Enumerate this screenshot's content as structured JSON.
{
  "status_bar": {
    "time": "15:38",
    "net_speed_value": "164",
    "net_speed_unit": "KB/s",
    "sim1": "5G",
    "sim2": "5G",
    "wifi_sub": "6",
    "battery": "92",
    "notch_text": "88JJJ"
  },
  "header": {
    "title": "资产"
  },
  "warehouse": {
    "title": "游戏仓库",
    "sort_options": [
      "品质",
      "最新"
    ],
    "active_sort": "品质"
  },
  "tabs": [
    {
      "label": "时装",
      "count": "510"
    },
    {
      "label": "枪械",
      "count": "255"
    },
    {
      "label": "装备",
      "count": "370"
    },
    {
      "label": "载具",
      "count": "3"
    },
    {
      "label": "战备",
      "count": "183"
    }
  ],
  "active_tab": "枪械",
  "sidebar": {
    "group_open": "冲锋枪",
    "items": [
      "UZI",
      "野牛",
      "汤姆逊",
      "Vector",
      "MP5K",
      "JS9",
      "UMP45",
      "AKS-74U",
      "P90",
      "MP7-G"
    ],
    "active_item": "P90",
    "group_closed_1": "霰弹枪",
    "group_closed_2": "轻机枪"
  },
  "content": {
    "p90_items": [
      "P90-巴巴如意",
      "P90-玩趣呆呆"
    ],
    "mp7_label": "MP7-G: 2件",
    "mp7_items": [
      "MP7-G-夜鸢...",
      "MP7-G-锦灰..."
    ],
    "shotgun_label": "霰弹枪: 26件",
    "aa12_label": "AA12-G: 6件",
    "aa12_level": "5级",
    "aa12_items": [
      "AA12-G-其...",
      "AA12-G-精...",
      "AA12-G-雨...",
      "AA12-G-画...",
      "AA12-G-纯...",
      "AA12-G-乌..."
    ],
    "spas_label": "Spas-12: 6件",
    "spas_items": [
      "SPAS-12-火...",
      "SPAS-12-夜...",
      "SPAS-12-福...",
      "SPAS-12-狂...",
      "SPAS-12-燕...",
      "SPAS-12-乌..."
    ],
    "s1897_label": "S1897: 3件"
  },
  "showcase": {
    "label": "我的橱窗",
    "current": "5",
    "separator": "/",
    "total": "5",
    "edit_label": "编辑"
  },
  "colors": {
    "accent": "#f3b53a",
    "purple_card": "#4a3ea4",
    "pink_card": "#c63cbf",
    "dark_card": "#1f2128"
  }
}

(BRIEF)
Everything in the listing above should be restated exactly.

(EXERCISE RESULT)
Enumerate this screenshot's content as structured JSON.
{
  "status_bar": {
    "time": "15:38",
    "net_speed_value": "164",
    "net_speed_unit": "KB/s",
    "sim1": "5G",
    "sim2": "5G",
    "wifi_sub": "6",
    "battery": "92",
    "notch_text": "88JJJ"
  },
  "header": {
    "title": "资产"
  },
  "warehouse": {
    "title": "游戏仓库",
    "sort_options": [
      "品质",
      "最新"
    ],
    "active_sort": "品质"
  },
  "tabs": [
    {
      "label": "时装",
      "count": "510"
    },
    {
      "label": "枪械",
      "count": "255"
    },
    {
      "label": "装备",
      "count": "370"
    },
    {
      "label": "载具",
      "count": "3"
    },
    {
      "label": "战备",
      "count": "183"
    }
  ],
  "active_tab": "枪械",
  "sidebar": {
    "group_open": "冲锋枪",
    "items": [
      "UZI",
      "野牛",
      "汤姆逊",
      "Vector",
      "MP5K",
      "JS9",
      "UMP45",
      "AKS-74U",
      "P90",
      "MP7-G"
    ],
    "active_item": "P90",
    "group_closed_1": "霰弹枪",
    "group_closed_2": "轻机枪"
  },
  "content": {
    "p90_items": [
      "P90-巴巴如意",
      "P90-玩趣呆呆"
    ],
    "mp7_label": "MP7-G: 2件",
    "mp7_items": [
      "MP7-G-夜鸢...",
      "MP7-G-锦灰..."
    ],
    "shotgun_label": "霰弹枪: 26件",
    "aa12_label": "AA12-G: 6件",
    "aa12_level": "5级",
    "aa12_items": [
      "AA12-G-其...",
      "AA12-G-精...",
      "AA12-G-雨...",
      "AA12-G-画...",
      "AA12-G-纯...",
      "AA12-G-乌..."
    ],
    "spas_label": "Spas-12: 6件",
    "spas_items": [
      "SPAS-12-火...",
      "SPAS-12-夜...",
      "SPAS-12-福...",
      "SPAS-12-狂...",
      "SPAS-12-燕...",
      "SPAS-12-乌..."
    ],
    "s1897_label": "S1897: 3件"
  },
  "showcase": {
    "label": "我的橱窗",
    "current": "5",
    "separator": "/",
    "total": "5",
    "edit_label": "编辑"
  },
  "colors": {
    "accent": "#f3b53a",
    "purple_card": "#4a3ea4",
    "pink_card": "#c63cbf",
    "dark_card": "#1f2128"
  }
}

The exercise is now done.